What follows is a listing to be transcribed exactly.

Structured figure records
::::::

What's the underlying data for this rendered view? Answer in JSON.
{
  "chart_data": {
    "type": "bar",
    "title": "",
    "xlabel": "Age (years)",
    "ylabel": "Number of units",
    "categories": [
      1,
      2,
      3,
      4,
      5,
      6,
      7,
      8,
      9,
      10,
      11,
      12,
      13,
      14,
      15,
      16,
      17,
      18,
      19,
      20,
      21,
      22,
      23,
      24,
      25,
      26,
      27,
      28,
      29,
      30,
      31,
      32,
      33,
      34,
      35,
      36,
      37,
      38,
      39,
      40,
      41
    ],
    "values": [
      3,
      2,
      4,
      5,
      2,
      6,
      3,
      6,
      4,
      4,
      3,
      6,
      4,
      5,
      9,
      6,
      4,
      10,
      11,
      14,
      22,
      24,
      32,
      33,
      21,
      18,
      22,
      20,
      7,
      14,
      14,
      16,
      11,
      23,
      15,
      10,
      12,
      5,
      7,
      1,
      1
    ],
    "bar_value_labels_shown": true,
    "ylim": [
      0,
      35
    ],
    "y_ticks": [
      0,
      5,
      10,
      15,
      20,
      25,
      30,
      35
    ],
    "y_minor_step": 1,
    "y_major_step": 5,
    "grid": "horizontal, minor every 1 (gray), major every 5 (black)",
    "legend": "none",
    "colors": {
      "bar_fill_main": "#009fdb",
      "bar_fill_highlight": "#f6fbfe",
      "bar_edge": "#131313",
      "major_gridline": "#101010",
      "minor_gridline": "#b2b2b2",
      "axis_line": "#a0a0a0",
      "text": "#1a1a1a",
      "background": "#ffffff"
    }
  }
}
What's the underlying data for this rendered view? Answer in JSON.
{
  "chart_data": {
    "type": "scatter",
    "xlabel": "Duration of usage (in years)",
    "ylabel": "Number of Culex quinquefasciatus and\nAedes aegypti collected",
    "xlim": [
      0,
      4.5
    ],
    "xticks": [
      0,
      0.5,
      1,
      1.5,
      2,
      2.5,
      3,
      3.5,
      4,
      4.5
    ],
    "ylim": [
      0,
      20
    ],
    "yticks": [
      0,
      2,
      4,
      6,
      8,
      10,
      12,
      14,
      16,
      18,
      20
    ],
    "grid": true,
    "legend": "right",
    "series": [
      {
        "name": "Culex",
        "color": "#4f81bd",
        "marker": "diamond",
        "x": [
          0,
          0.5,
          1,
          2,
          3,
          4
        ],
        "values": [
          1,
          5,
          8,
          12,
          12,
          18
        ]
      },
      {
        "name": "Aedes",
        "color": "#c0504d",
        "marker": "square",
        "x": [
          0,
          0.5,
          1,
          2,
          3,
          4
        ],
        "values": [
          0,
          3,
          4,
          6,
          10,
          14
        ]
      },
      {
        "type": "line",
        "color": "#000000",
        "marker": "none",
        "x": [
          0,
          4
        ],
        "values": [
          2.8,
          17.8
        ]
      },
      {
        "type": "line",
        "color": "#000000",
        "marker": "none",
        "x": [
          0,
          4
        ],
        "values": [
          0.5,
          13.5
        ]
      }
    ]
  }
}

::::::

• _TASK RESPONSE_
What's the underlying data for this rendered view? Answer in JSON.
{
  "chart_data": {
    "type": "bar",
    "title": "",
    "xlabel": "Age (years)",
    "ylabel": "Number of units",
    "categories": [
      1,
      2,
      3,
      4,
      5,
      6,
      7,
      8,
      9,
      10,
      11,
      12,
      13,
      14,
      15,
      16,
      17,
      18,
      19,
      20,
      21,
      22,
      23,
      24,
      25,
      26,
      27,
      28,
      29,
      30,
      31,
      32,
      33,
      34,
      35,
      36,
      37,
      38,
      39,
      40,
      41
    ],
    "values": [
      3,
      2,
      4,
      5,
      2,
      6,
      3,
      6,
      4,
      4,
      3,
      6,
      4,
      5,
      9,
      6,
      4,
      10,
      11,
      14,
      22,
      24,
      32,
      33,
      21,
      18,
      22,
      20,
      7,
      14,
      14,
      16,
      11,
      23,
      15,
      10,
      12,
      5,
      7,
      1,
      1
    ],
    "bar_value_labels_shown": true,
    "ylim": [
      0,
      35
    ],
    "y_ticks": [
      0,
      5,
      10,
      15,
      20,
      25,
      30,
      35
    ],
    "y_minor_step": 1,
    "y_major_step": 5,
    "grid": "horizontal, minor every 1 (gray), major every 5 (black)",
    "legend": "none",
    "colors": {
      "bar_fill_main": "#009fdb",
      "bar_fill_highlight": "#f6fbfe",
      "bar_edge": "#131313",
      "major_gridline": "#101010",
      "minor_gridline": "#b2b2b2",
      "axis_line": "#a0a0a0",
      "text": "#1a1a1a",
      "background": "#ffffff"
    }
  }
}
What's the underlying data for this rendered view? Answer in JSON.
{
  "chart_data": {
    "type": "scatter",
    "xlabel": "Duration of usage (in years)",
    "ylabel": "Number of Culex quinquefasciatus and\nAedes aegypti collected",
    "xlim": [
      0,
      4.5
    ],
    "xticks": [
      0,
      0.5,
      1,
      1.5,
      2,
      2.5,
      3,
      3.5,
      4,
      4.5
    ],
    "ylim": [
      0,
      20
    ],
    "yticks": [
      0,
      2,
      4,
      6,
      8,
      10,
      12,
      14,
      16,
      18,
      20
    ],
    "grid": true,
    "legend": "right",
    "series": [
      {
        "name": "Culex",
        "color": "#4f81bd",
        "marker": "diamond",
        "x": [
          0,
          0.5,
          1,
          2,
          3,
          4
        ],
        "values": [
          1,
          5,
          8,
          12,
          12,
          18
        ]
      },
      {
        "name": "Aedes",
        "color": "#c0504d",
        "marker": "square",
        "x": [
          0,
          0.5,
          1,
          2,
          3,
          4
        ],
        "values": [
          0,
          3,
          4,
          6,
          10,
          14
        ]
      },
      {
        "type": "line",
        "color": "#000000",
        "marker": "none",
        "x": [
          0,
          4
        ],
        "values": [
          2.8,
          17.8
        ]
      },
      {
        "type": "line",
        "color": "#000000",
        "marker": "none",
        "x": [
          0,
          4
        ],
        "values": [
          0.5,
          13.5
        ]
      }
    ]
  }
}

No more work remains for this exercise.